■ CONSIGNE ÉCRITE 1: Restituez sous forme de liste numérotée, sans les lignes vides, les lignes du relevé allant de celle qui contient « manage-network-button[interactable]: Manage Network » jusqu'à celle qui contient « page-title: Congratulations! bbox=[105, 95, 234, 112] », incluse.

Au total, le montant des dommages-intérêts réclamés dans les trois affaires était de 14,25 millions de Rands (environ 950,000 USD en février 2021).
Tous les avocats et militants ont défendu leur cause en plaidant que les poursuites entreprises par les sociétés minières constituaient un abus de procédure, conçu pour faire taire l’opposition farouche aux activités minières qu’elles menaient. Ils ont fait valoir que les procédures étaient des poursuites-bâillons (« SLAPP suits » ou « poursuites stratégiques contre la mobilisation publique ») et qu’une défense pour abus de procédure dans ce type de poursuites devrait être autorisée par la loi sud-africaine.
Le Centre d’Études juridiques appliquées et l’Université du Cap ont été admis comme amici curiae.
Le 9 février 2021, la juge Golitah, présidente adjointe de La Haute Cour du Cap occidental (Haute Cour), a rendu le jugement de la Haute Cour.
Les écologistes plaidaient que l’action des sociétés minières constituait un abus de procédure et que leur utilisation du système judiciaire visait une « fin inappropriée » (faire taire les militants) et violait ainsi leur droit à la liberté d’expression. Ils ont fait valoir que l’intention derrières les procédures étaient pertinent dans la détermination d’un abus de procédure et que l’objectif des sociétés était ici d’intimider et de réduire au silence les militants rendant les procédures irrecevables. Ils ont ajouté que les sociétés ne devraient pas être autorisées à engager une action en diffamation lorsqu’elles savent qu’il n’y aucun moyen raisonnable d’obtenir les dommages-intérêts qu’elles réclament. En se référant à l’affaire Company Secretary of Arcelormittal South Africa Ltd c. Vaal Environmental Justice Alliance 2015 (1) SA 515 (SCA), les écologistes ont souligné que les tribunaux ont reconnu les dangers du secret autour de la dégradation de l’environnement et que les entreprises opérant en Afrique du Sud doivent respecter les valeurs constitutionnelles du pays. Ils ont soutenu que « les débats sur les droits miniers, les dommages environnementaux et le pouvoir économique des grandes sociétés commerciales nécessitent un examen minutieux et un engagement public sérieux » [para. 20].

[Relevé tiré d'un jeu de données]
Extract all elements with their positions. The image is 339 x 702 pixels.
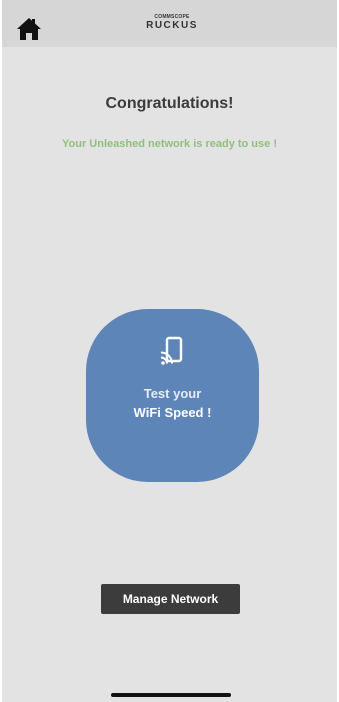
manage-network-button[interactable]: Manage Network bbox=[101, 584, 240, 614]
logo-ruckus-text: RUCKUS bbox=[146, 20, 198, 31]
speed-test-label-line2: WiFi Speed ! bbox=[133, 405, 212, 420]
home-icon bbox=[17, 18, 41, 40]
status-message: Your Unleashed network is ready to use ! bbox=[62, 138, 277, 150]
test-wifi-speed-button[interactable]: Test your WiFi Speed ! bbox=[86, 309, 259, 482]
app-screen: COMMSCOPE RUCKUS Congratulations! Your U… bbox=[2, 0, 337, 702]
page-title: Congratulations! bbox=[105, 95, 234, 112]
speed-test-label-line1: Test your bbox=[143, 386, 202, 401]
top-bar: COMMSCOPE RUCKUS bbox=[2, 0, 337, 47]
home-button[interactable] bbox=[16, 17, 42, 41]
home-indicator-bar[interactable] bbox=[111, 693, 231, 697]
ruckus-logo: COMMSCOPE RUCKUS bbox=[142, 14, 202, 32]
cast-device-icon bbox=[160, 336, 183, 365]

■ CONSIGNE ÉCRITE 2: Veuillez recopier fidèlement le passage du texte sur les poursuites-bâillons allant de « Tous les avocats » jusqu'à « la loi sud-africaine. » inclus.

■ CORRIGÉ 1:
1. manage-network-button[interactable]: Manage Network bbox=[101, 584, 240, 614]
2. logo-ruckus-text: RUCKUS bbox=[146, 20, 198, 31]
3. speed-test-label-line2: WiFi Speed ! bbox=[133, 405, 212, 420]
4. home-icon bbox=[17, 18, 41, 40]
5. status-message: Your Unleashed network is ready to use ! bbox=[62, 138, 277, 150]
6. test-wifi-speed-button[interactable]: Test your WiFi Speed ! bbox=[86, 309, 259, 482]
7. app-screen: COMMSCOPE RUCKUS Congratulations! Your U… bbox=[2, 0, 337, 702]
8. page-title: Congratulations! bbox=[105, 95, 234, 112]

■ CORRIGÉ 2:
Tous les avocats et militants ont défendu leur cause en plaidant que les poursuites entreprises par les sociétés minières constituaient un abus de procédure, conçu pour faire taire l’opposition farouche aux activités minières qu’elles menaient. Ils ont fait valoir que les procédures étaient des poursuites-bâillons (« SLAPP suits » ou « poursuites stratégiques contre la mobilisation publique ») et qu’une défense pour abus de procédure dans ce type de poursuites devrait être autorisée par la loi sud-africaine.